>>>>>

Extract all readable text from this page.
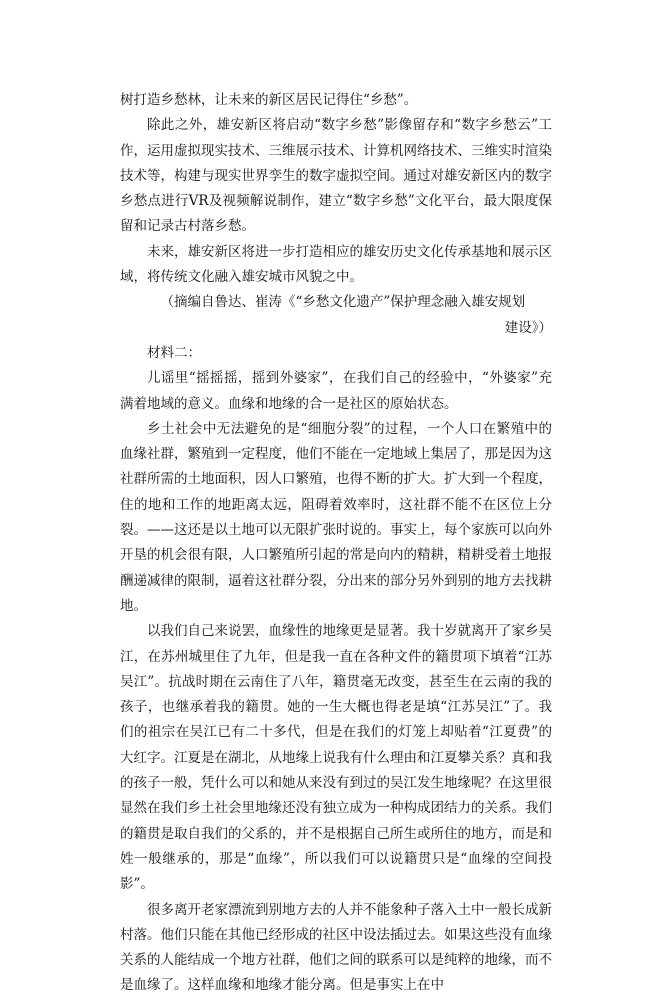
树打造乡愁林，让未来的新区居民记得住“乡愁”。

除此之外，雄安新区将启动“数字乡愁”影像留存和“数字乡愁云”工作，运用虚拟现实技术、三维展示技术、计算机网络技术、三维实时渲染技术等，构建与现实世界孪生的数字虚拟空间。通过对雄安新区内的数字乡愁点进行VR及视频解说制作，建立“数字乡愁”文化平台，最大限度保留和记录古村落乡愁。

未来，雄安新区将进一步打造相应的雄安历史文化传承基地和展示区域，将传统文化融入雄安城市风貌之中。

（摘编自鲁达、崔涛《“乡愁文化遗产”保护理念融入雄安规划

建设》）

材料二：

儿谣里“摇摇摇，摇到外婆家”，在我们自己的经验中，“外婆家”充满着地域的意义。血缘和地缘的合一是社区的原始状态。

乡土社会中无法避免的是“细胞分裂”的过程，一个人口在繁殖中的血缘社群，繁殖到一定程度，他们不能在一定地域上集居了，那是因为这社群所需的土地面积，因人口繁殖，也得不断的扩大。扩大到一个程度，住的地和工作的地距离太远，阻碍着效率时，这社群不能不在区位上分裂。——这还是以土地可以无限扩张时说的。事实上，每个家族可以向外开垦的机会很有限，人口繁殖所引起的常是向内的精耕，精耕受着土地报酬递减律的限制，逼着这社群分裂，分出来的部分另外到别的地方去找耕地。

以我们自己来说罢，血缘性的地缘更是显著。我十岁就离开了家乡吴江，在苏州城里住了九年，但是我一直在各种文件的籍贯项下填着“江苏吴江”。抗战时期在云南住了八年，籍贯毫无改变，甚至生在云南的我的孩子，也继承着我的籍贯。她的一生大概也得老是填“江苏吴江”了。我们的祖宗在吴江已有二十多代，但是在我们的灯笼上却贴着“江夏费”的大红字。江夏是在湖北，从地缘上说我有什么理由和江夏攀关系？真和我的孩子一般，凭什么可以和她从来没有到过的吴江发生地缘呢？在这里很显然在我们乡土社会里地缘还没有独立成为一种构成团结力的关系。我们的籍贯是取自我们的父系的，并不是根据自己所生或所住的地方，而是和姓一般继承的，那是“血缘”，所以我们可以说籍贯只是“血缘的空间投影”。

很多离开老家漂流到别地方去的人并不能象种子落入土中一般长成新村落。他们只能在其他已经形成的社区中设法插过去。如果这些没有血缘关系的人能结成一个地方社群，他们之间的联系可以是纯粹的地缘，而不是血缘了。这样血缘和地缘才能分离。但是事实上在中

<<<<<

◆ **What is asked**: Quote the entries in full. Any image among them is to be omitted from the copy.

◆ **The reply**:
Extract all readable text from this page.
树打造乡愁林，让未来的新区居民记得住“乡愁”。

除此之外，雄安新区将启动“数字乡愁”影像留存和“数字乡愁云”工作，运用虚拟现实技术、三维展示技术、计算机网络技术、三维实时渲染技术等，构建与现实世界孪生的数字虚拟空间。通过对雄安新区内的数字乡愁点进行VR及视频解说制作，建立“数字乡愁”文化平台，最大限度保留和记录古村落乡愁。

未来，雄安新区将进一步打造相应的雄安历史文化传承基地和展示区域，将传统文化融入雄安城市风貌之中。

（摘编自鲁达、崔涛《“乡愁文化遗产”保护理念融入雄安规划

建设》）

材料二：

儿谣里“摇摇摇，摇到外婆家”，在我们自己的经验中，“外婆家”充满着地域的意义。血缘和地缘的合一是社区的原始状态。

乡土社会中无法避免的是“细胞分裂”的过程，一个人口在繁殖中的血缘社群，繁殖到一定程度，他们不能在一定地域上集居了，那是因为这社群所需的土地面积，因人口繁殖，也得不断的扩大。扩大到一个程度，住的地和工作的地距离太远，阻碍着效率时，这社群不能不在区位上分裂。——这还是以土地可以无限扩张时说的。事实上，每个家族可以向外开垦的机会很有限，人口繁殖所引起的常是向内的精耕，精耕受着土地报酬递减律的限制，逼着这社群分裂，分出来的部分另外到别的地方去找耕地。

以我们自己来说罢，血缘性的地缘更是显著。我十岁就离开了家乡吴江，在苏州城里住了九年，但是我一直在各种文件的籍贯项下填着“江苏吴江”。抗战时期在云南住了八年，籍贯毫无改变，甚至生在云南的我的孩子，也继承着我的籍贯。她的一生大概也得老是填“江苏吴江”了。我们的祖宗在吴江已有二十多代，但是在我们的灯笼上却贴着“江夏费”的大红字。江夏是在湖北，从地缘上说我有什么理由和江夏攀关系？真和我的孩子一般，凭什么可以和她从来没有到过的吴江发生地缘呢？在这里很显然在我们乡土社会里地缘还没有独立成为一种构成团结力的关系。我们的籍贯是取自我们的父系的，并不是根据自己所生或所住的地方，而是和姓一般继承的，那是“血缘”，所以我们可以说籍贯只是“血缘的空间投影”。

很多离开老家漂流到别地方去的人并不能象种子落入土中一般长成新村落。他们只能在其他已经形成的社区中设法插过去。如果这些没有血缘关系的人能结成一个地方社群，他们之间的联系可以是纯粹的地缘，而不是血缘了。这样血缘和地缘才能分离。但是事实上在中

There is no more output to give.